**GIVEN EXERCISE**
Check every line below for the string "Ingleses", and copy the lines that contain it.

**DATA IN THIS EXERCISE**
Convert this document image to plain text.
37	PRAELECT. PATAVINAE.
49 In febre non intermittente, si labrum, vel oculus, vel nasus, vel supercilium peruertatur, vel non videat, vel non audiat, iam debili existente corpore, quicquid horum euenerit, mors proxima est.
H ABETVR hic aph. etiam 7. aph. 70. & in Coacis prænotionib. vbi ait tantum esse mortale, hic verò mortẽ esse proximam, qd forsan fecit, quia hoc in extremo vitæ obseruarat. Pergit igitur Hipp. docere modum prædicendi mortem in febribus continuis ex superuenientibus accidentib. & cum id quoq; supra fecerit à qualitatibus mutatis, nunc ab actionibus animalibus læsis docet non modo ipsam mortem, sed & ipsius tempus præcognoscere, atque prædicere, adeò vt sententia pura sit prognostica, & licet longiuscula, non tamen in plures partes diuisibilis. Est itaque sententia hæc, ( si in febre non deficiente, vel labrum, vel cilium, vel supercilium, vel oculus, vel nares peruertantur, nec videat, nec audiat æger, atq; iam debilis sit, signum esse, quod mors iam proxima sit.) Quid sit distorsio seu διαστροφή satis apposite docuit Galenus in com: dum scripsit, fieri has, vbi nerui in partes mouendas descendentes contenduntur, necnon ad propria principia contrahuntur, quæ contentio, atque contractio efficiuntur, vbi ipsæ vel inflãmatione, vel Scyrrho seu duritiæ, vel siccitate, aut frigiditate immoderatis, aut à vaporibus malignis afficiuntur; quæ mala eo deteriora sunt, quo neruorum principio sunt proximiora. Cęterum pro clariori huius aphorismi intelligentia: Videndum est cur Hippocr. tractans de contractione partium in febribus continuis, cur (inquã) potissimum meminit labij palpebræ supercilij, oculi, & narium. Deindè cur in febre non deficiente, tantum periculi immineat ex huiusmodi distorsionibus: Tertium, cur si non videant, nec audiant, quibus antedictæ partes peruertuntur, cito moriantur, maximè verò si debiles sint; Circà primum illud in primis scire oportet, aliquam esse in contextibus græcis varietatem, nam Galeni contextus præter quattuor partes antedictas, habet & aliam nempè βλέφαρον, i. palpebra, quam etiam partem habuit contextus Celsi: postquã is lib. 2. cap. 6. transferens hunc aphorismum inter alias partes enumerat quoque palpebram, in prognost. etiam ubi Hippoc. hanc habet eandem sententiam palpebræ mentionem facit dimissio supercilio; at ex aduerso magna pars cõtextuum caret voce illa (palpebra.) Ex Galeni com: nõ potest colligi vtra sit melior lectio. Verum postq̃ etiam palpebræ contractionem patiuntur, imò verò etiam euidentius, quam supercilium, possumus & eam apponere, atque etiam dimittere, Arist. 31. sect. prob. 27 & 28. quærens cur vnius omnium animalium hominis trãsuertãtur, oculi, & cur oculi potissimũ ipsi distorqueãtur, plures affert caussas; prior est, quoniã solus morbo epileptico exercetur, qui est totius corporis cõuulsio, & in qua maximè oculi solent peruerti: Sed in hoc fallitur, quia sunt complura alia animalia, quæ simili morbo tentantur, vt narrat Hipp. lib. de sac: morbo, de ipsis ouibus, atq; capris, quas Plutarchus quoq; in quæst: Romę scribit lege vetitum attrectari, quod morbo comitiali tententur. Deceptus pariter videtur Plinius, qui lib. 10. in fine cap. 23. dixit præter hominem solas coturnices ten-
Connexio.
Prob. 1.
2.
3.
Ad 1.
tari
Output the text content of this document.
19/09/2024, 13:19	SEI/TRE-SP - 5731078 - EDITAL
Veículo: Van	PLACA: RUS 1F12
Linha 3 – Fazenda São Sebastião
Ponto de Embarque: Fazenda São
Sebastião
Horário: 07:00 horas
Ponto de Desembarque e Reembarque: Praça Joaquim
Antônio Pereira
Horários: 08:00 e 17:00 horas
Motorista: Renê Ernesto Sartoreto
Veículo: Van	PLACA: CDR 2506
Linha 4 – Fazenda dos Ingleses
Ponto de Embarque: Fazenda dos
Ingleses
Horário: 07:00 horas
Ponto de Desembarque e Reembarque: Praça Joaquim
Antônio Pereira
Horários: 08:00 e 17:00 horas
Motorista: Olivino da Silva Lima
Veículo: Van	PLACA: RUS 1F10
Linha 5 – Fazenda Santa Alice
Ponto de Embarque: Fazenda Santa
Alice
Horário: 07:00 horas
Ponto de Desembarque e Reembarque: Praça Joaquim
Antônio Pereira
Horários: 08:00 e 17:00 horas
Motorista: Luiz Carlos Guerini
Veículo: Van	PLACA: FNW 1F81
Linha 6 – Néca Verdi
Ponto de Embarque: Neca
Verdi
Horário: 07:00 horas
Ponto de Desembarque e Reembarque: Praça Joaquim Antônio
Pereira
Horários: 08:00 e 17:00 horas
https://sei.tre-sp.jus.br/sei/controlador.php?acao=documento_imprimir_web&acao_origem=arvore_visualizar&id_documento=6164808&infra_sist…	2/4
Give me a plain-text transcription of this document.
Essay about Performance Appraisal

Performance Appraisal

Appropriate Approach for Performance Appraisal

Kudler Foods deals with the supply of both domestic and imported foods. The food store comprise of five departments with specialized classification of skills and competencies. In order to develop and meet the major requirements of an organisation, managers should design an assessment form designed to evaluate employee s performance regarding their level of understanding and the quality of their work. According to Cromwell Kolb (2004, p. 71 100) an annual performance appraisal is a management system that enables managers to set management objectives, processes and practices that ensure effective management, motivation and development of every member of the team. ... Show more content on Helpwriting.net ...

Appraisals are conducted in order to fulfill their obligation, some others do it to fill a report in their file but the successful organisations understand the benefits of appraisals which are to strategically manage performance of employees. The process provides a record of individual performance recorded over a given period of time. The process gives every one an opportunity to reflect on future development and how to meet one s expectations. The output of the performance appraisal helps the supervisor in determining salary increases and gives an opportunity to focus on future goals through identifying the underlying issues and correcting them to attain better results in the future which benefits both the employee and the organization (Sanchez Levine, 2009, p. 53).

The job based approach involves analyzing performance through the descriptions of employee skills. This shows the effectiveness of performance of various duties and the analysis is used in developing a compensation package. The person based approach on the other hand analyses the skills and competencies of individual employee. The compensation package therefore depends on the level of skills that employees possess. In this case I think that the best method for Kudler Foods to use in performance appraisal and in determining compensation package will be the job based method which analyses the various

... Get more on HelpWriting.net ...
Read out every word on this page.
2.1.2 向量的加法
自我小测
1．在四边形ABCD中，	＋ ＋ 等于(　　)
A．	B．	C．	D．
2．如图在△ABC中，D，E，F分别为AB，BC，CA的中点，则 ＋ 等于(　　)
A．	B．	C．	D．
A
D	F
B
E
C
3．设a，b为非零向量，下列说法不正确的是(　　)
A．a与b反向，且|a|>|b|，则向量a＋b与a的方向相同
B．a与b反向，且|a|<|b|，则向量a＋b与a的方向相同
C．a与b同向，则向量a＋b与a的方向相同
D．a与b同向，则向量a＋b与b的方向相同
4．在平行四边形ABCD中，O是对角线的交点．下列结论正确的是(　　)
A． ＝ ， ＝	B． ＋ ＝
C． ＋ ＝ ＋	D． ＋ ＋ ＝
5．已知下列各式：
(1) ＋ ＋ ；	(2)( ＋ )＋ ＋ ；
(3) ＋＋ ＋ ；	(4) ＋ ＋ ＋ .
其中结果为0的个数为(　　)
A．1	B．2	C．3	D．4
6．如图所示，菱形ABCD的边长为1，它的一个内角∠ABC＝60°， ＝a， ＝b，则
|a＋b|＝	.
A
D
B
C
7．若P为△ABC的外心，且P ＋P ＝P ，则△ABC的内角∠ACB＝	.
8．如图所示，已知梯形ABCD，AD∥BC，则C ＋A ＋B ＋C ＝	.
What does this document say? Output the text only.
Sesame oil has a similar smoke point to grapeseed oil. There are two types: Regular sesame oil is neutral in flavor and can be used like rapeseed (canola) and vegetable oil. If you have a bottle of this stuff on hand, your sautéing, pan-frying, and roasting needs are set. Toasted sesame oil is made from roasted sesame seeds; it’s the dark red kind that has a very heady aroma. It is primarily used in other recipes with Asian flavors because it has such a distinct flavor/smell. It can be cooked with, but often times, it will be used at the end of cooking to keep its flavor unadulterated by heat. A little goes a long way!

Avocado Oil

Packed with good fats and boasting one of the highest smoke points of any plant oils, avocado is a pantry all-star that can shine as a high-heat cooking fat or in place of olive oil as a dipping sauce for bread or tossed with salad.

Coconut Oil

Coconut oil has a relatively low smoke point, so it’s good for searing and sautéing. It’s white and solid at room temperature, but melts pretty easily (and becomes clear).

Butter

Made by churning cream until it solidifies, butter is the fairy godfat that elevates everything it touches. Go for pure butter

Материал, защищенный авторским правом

**EXERCISE OUTPUT**
Linha 4 – Fazenda dos Ingleses
Ingleses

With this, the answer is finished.